Requirements: Collect every line that includes the string "heute".

******************************

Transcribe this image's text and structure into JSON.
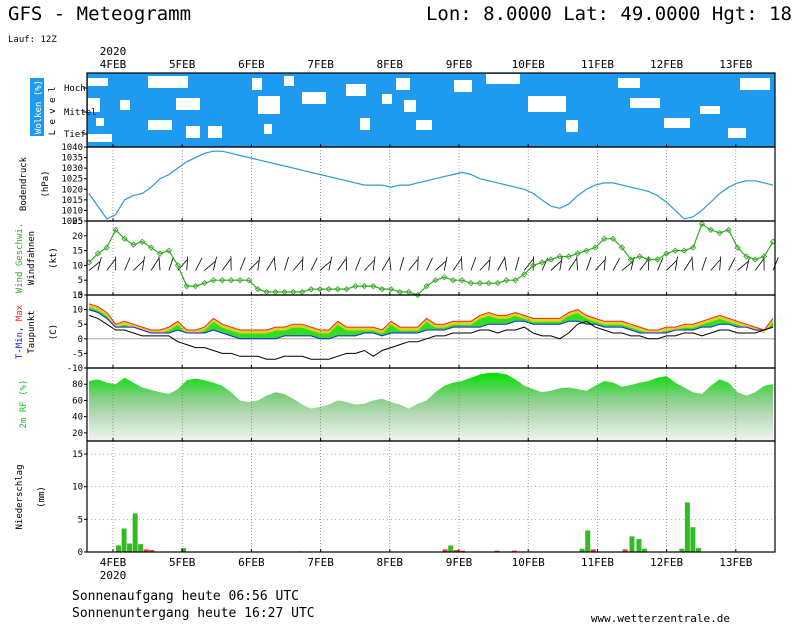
{
  "header": {
    "title": "GFS - Meteogramm",
    "coords": "Lon: 8.0000  Lat: 49.0000  Hgt: 18",
    "run": "Lauf: 12Z"
  },
  "footer": {
    "sunrise": "Sonnenaufgang heute 06:56 UTC",
    "sunset": "Sonnenuntergang heute 16:27 UTC",
    "site": "www.wetterzentrale.de"
  },
  "colors": {
    "cloud": "#1e9bf0",
    "pressure": "#2a9ad6",
    "wind": "#33aa22",
    "tmin": "#1a1aff",
    "tmax": "#ff2222",
    "humidity": "#1ee61e",
    "precip": "#33bb22",
    "precip_alt": "#ff3333"
  },
  "chart_data": {
    "type": "meteogram",
    "year_label": "2020",
    "dates": [
      "4FEB",
      "5FEB",
      "6FEB",
      "7FEB",
      "8FEB",
      "9FEB",
      "10FEB",
      "11FEB",
      "12FEB",
      "13FEB"
    ],
    "panels": [
      {
        "name": "clouds",
        "ylabel": "Wolken (%)",
        "ylabel2": "L e v e l",
        "levels": [
          "Hoch",
          "Mittel",
          "Tief"
        ]
      },
      {
        "name": "pressure",
        "ylabel": "Bodendruck",
        "unit": "(hPa)",
        "ylim": [
          1005,
          1040
        ],
        "yticks": [
          1005,
          1010,
          1015,
          1020,
          1025,
          1030,
          1035,
          1040
        ],
        "values": [
          1018,
          1012,
          1006,
          1008,
          1015,
          1017,
          1018,
          1021,
          1025,
          1027,
          1030,
          1033,
          1035,
          1037,
          1038,
          1038,
          1037,
          1036,
          1035,
          1034,
          1033,
          1032,
          1031,
          1030,
          1029,
          1028,
          1027,
          1026,
          1025,
          1024,
          1023,
          1022,
          1022,
          1022,
          1021,
          1022,
          1022,
          1023,
          1024,
          1025,
          1026,
          1027,
          1028,
          1027,
          1025,
          1024,
          1023,
          1022,
          1021,
          1020,
          1018,
          1015,
          1012,
          1011,
          1013,
          1017,
          1020,
          1022,
          1023,
          1023,
          1022,
          1021,
          1020,
          1019,
          1017,
          1014,
          1010,
          1006,
          1007,
          1010,
          1014,
          1018,
          1021,
          1023,
          1024,
          1024,
          1023,
          1022
        ]
      },
      {
        "name": "wind",
        "ylabel": "Wind Geschwi.",
        "ylabel2": "Windfahnen",
        "unit": "(kt)",
        "ylim": [
          0,
          25
        ],
        "yticks": [
          0,
          5,
          10,
          15,
          20,
          25
        ],
        "values": [
          11,
          14,
          16,
          22,
          19,
          17,
          18,
          16,
          14,
          15,
          10,
          3,
          3,
          4,
          5,
          5,
          5,
          5,
          5,
          2,
          1,
          1,
          1,
          1,
          1,
          2,
          2,
          2,
          2,
          2,
          3,
          3,
          3,
          2,
          2,
          1,
          1,
          0,
          3,
          5,
          6,
          5,
          5,
          4,
          4,
          4,
          4,
          5,
          5,
          7,
          10,
          11,
          12,
          13,
          13,
          14,
          15,
          16,
          19,
          19,
          16,
          12,
          13,
          12,
          12,
          14,
          15,
          15,
          16,
          24,
          22,
          21,
          22,
          16,
          13,
          12,
          13,
          18
        ]
      },
      {
        "name": "temperature",
        "ylabel": "T-Min, Max",
        "ylabel2": "Taupunkt",
        "unit": "(C)",
        "ylim": [
          -10,
          15
        ],
        "yticks": [
          -10,
          -5,
          0,
          5,
          10,
          15
        ],
        "legend": [
          "T-Min",
          "Max",
          "Taupunkt"
        ],
        "tmax": [
          12,
          11,
          9,
          5,
          6,
          5,
          4,
          3,
          3,
          4,
          6,
          3,
          3,
          4,
          7,
          5,
          4,
          3,
          3,
          3,
          3,
          4,
          4,
          5,
          5,
          4,
          3,
          3,
          6,
          4,
          4,
          4,
          4,
          3,
          6,
          4,
          4,
          4,
          7,
          5,
          5,
          6,
          6,
          6,
          8,
          9,
          8,
          8,
          9,
          8,
          7,
          7,
          7,
          7,
          9,
          10,
          8,
          7,
          6,
          6,
          6,
          5,
          4,
          3,
          3,
          4,
          4,
          5,
          5,
          6,
          7,
          8,
          7,
          6,
          5,
          4,
          3,
          7
        ],
        "tmin": [
          10,
          9,
          7,
          4,
          4,
          4,
          3,
          2,
          2,
          2,
          3,
          2,
          2,
          2,
          3,
          2,
          1,
          0,
          0,
          0,
          0,
          0,
          1,
          1,
          1,
          1,
          0,
          0,
          1,
          1,
          1,
          2,
          2,
          1,
          2,
          2,
          2,
          2,
          3,
          3,
          3,
          4,
          4,
          4,
          4,
          5,
          5,
          5,
          6,
          6,
          5,
          5,
          5,
          5,
          6,
          6,
          5,
          5,
          4,
          4,
          4,
          3,
          2,
          2,
          2,
          2,
          3,
          3,
          3,
          4,
          4,
          5,
          5,
          4,
          4,
          3,
          3,
          4
        ],
        "dewpoint": [
          8,
          7,
          5,
          3,
          3,
          2,
          1,
          1,
          1,
          1,
          -1,
          -2,
          -3,
          -3,
          -4,
          -5,
          -5,
          -6,
          -6,
          -6,
          -7,
          -7,
          -6,
          -6,
          -6,
          -7,
          -7,
          -7,
          -6,
          -5,
          -5,
          -4,
          -6,
          -4,
          -3,
          -2,
          -1,
          -1,
          0,
          1,
          1,
          2,
          2,
          2,
          3,
          3,
          2,
          3,
          3,
          4,
          2,
          1,
          1,
          0,
          2,
          5,
          6,
          4,
          3,
          2,
          2,
          1,
          1,
          0,
          0,
          1,
          1,
          2,
          2,
          1,
          2,
          3,
          3,
          2,
          2,
          2,
          3,
          4
        ]
      },
      {
        "name": "humidity",
        "ylabel": "2m RF (%)",
        "ylim": [
          10,
          100
        ],
        "yticks": [
          20,
          40,
          60,
          80
        ],
        "values": [
          84,
          86,
          82,
          80,
          88,
          82,
          76,
          73,
          70,
          68,
          74,
          85,
          87,
          85,
          82,
          78,
          70,
          60,
          58,
          60,
          66,
          70,
          68,
          62,
          55,
          50,
          52,
          55,
          60,
          58,
          55,
          56,
          60,
          62,
          58,
          55,
          50,
          56,
          60,
          70,
          78,
          82,
          84,
          88,
          92,
          94,
          94,
          92,
          86,
          78,
          74,
          70,
          72,
          75,
          76,
          74,
          72,
          78,
          84,
          82,
          77,
          79,
          82,
          84,
          88,
          90,
          82,
          76,
          70,
          68,
          78,
          86,
          82,
          70,
          66,
          70,
          78,
          80
        ]
      },
      {
        "name": "precip",
        "ylabel": "Niederschlag",
        "unit": "(mm)",
        "ylim": [
          0,
          17
        ],
        "yticks": [
          0,
          5,
          10,
          15
        ],
        "bars": [
          {
            "day": 0.08,
            "value": 1.0
          },
          {
            "day": 0.16,
            "value": 3.6
          },
          {
            "day": 0.24,
            "value": 1.3
          },
          {
            "day": 0.32,
            "value": 5.9
          },
          {
            "day": 0.4,
            "value": 1.2
          },
          {
            "day": 0.48,
            "value": 0.4
          },
          {
            "day": 0.56,
            "value": 0.3
          },
          {
            "day": 1.02,
            "value": 0.6
          },
          {
            "day": 2.7,
            "value": 0.1
          },
          {
            "day": 4.8,
            "value": 0.4
          },
          {
            "day": 4.88,
            "value": 1.0
          },
          {
            "day": 4.96,
            "value": 0.3
          },
          {
            "day": 5.05,
            "value": 0.2
          },
          {
            "day": 5.55,
            "value": 0.2
          },
          {
            "day": 5.8,
            "value": 0.2
          },
          {
            "day": 6.78,
            "value": 0.5
          },
          {
            "day": 6.86,
            "value": 3.3
          },
          {
            "day": 6.94,
            "value": 0.4
          },
          {
            "day": 7.4,
            "value": 0.4
          },
          {
            "day": 7.5,
            "value": 2.4
          },
          {
            "day": 7.6,
            "value": 2.0
          },
          {
            "day": 7.68,
            "value": 0.5
          },
          {
            "day": 8.22,
            "value": 0.5
          },
          {
            "day": 8.3,
            "value": 7.6
          },
          {
            "day": 8.38,
            "value": 3.8
          },
          {
            "day": 8.46,
            "value": 0.6
          }
        ]
      }
    ]
  }
}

******************************

The completed task:
    "sunrise": "Sonnenaufgang heute 06:56 UTC",
    "sunset": "Sonnenuntergang heute 16:27 UTC",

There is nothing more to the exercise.